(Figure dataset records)
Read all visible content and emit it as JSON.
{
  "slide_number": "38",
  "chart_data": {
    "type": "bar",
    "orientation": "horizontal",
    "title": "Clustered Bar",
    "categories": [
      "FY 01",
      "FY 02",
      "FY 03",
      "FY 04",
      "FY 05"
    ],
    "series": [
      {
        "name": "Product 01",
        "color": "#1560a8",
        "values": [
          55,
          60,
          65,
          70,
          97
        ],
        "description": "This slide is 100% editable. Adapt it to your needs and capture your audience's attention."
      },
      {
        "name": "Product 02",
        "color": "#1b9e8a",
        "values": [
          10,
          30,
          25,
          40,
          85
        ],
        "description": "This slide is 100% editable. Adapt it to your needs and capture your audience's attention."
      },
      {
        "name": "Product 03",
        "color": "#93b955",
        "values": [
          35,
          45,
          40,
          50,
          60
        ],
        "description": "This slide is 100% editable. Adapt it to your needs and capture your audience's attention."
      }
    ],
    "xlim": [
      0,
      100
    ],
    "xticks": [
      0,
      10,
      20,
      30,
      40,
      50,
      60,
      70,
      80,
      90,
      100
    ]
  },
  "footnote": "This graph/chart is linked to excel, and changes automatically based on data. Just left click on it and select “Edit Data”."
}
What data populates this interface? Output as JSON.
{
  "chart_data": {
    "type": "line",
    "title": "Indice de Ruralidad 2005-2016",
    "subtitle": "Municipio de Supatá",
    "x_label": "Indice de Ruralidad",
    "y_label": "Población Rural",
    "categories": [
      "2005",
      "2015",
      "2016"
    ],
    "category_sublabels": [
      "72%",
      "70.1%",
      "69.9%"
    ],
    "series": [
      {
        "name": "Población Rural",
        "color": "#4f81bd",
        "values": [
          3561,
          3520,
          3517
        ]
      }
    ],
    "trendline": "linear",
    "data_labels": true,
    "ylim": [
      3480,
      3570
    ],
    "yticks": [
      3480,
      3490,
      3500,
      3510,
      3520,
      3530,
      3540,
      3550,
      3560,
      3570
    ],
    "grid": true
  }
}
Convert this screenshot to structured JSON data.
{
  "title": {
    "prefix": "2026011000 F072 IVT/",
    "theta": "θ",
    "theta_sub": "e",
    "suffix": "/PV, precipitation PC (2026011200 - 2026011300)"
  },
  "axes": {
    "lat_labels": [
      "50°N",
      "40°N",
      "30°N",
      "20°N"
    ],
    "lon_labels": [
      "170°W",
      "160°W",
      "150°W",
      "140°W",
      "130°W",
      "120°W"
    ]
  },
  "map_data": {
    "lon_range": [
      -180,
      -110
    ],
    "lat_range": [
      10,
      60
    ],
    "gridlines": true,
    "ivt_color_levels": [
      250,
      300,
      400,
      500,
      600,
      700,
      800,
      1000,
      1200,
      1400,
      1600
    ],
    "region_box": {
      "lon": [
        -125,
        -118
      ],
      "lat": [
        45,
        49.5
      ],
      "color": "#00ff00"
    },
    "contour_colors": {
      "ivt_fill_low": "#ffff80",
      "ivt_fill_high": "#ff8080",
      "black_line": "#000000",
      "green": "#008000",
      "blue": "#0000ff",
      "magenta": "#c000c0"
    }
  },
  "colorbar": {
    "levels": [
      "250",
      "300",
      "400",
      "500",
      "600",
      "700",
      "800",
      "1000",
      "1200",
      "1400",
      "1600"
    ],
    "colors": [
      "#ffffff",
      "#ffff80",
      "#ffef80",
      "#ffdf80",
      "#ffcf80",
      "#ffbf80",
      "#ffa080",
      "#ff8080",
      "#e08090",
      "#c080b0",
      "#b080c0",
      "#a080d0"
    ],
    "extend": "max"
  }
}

# [Exercise details]
Copy out all of the records shown above exactly.

# [Result of this exercise]
Read all visible content and emit it as JSON.
{
  "slide_number": "38",
  "chart_data": {
    "type": "bar",
    "orientation": "horizontal",
    "title": "Clustered Bar",
    "categories": [
      "FY 01",
      "FY 02",
      "FY 03",
      "FY 04",
      "FY 05"
    ],
    "series": [
      {
        "name": "Product 01",
        "color": "#1560a8",
        "values": [
          55,
          60,
          65,
          70,
          97
        ],
        "description": "This slide is 100% editable. Adapt it to your needs and capture your audience's attention."
      },
      {
        "name": "Product 02",
        "color": "#1b9e8a",
        "values": [
          10,
          30,
          25,
          40,
          85
        ],
        "description": "This slide is 100% editable. Adapt it to your needs and capture your audience's attention."
      },
      {
        "name": "Product 03",
        "color": "#93b955",
        "values": [
          35,
          45,
          40,
          50,
          60
        ],
        "description": "This slide is 100% editable. Adapt it to your needs and capture your audience's attention."
      }
    ],
    "xlim": [
      0,
      100
    ],
    "xticks": [
      0,
      10,
      20,
      30,
      40,
      50,
      60,
      70,
      80,
      90,
      100
    ]
  },
  "footnote": "This graph/chart is linked to excel, and changes automatically based on data. Just left click on it and select “Edit Data”."
}
What data populates this interface? Output as JSON.
{
  "chart_data": {
    "type": "line",
    "title": "Indice de Ruralidad 2005-2016",
    "subtitle": "Municipio de Supatá",
    "x_label": "Indice de Ruralidad",
    "y_label": "Población Rural",
    "categories": [
      "2005",
      "2015",
      "2016"
    ],
    "category_sublabels": [
      "72%",
      "70.1%",
      "69.9%"
    ],
    "series": [
      {
        "name": "Población Rural",
        "color": "#4f81bd",
        "values": [
          3561,
          3520,
          3517
        ]
      }
    ],
    "trendline": "linear",
    "data_labels": true,
    "ylim": [
      3480,
      3570
    ],
    "yticks": [
      3480,
      3490,
      3500,
      3510,
      3520,
      3530,
      3540,
      3550,
      3560,
      3570
    ],
    "grid": true
  }
}
Convert this screenshot to structured JSON data.
{
  "title": {
    "prefix": "2026011000 F072 IVT/",
    "theta": "θ",
    "theta_sub": "e",
    "suffix": "/PV, precipitation PC (2026011200 - 2026011300)"
  },
  "axes": {
    "lat_labels": [
      "50°N",
      "40°N",
      "30°N",
      "20°N"
    ],
    "lon_labels": [
      "170°W",
      "160°W",
      "150°W",
      "140°W",
      "130°W",
      "120°W"
    ]
  },
  "map_data": {
    "lon_range": [
      -180,
      -110
    ],
    "lat_range": [
      10,
      60
    ],
    "gridlines": true,
    "ivt_color_levels": [
      250,
      300,
      400,
      500,
      600,
      700,
      800,
      1000,
      1200,
      1400,
      1600
    ],
    "region_box": {
      "lon": [
        -125,
        -118
      ],
      "lat": [
        45,
        49.5
      ],
      "color": "#00ff00"
    },
    "contour_colors": {
      "ivt_fill_low": "#ffff80",
      "ivt_fill_high": "#ff8080",
      "black_line": "#000000",
      "green": "#008000",
      "blue": "#0000ff",
      "magenta": "#c000c0"
    }
  },
  "colorbar": {
    "levels": [
      "250",
      "300",
      "400",
      "500",
      "600",
      "700",
      "800",
      "1000",
      "1200",
      "1400",
      "1600"
    ],
    "colors": [
      "#ffffff",
      "#ffff80",
      "#ffef80",
      "#ffdf80",
      "#ffcf80",
      "#ffbf80",
      "#ffa080",
      "#ff8080",
      "#e08090",
      "#c080b0",
      "#b080c0",
      "#a080d0"
    ],
    "extend": "max"
  }
}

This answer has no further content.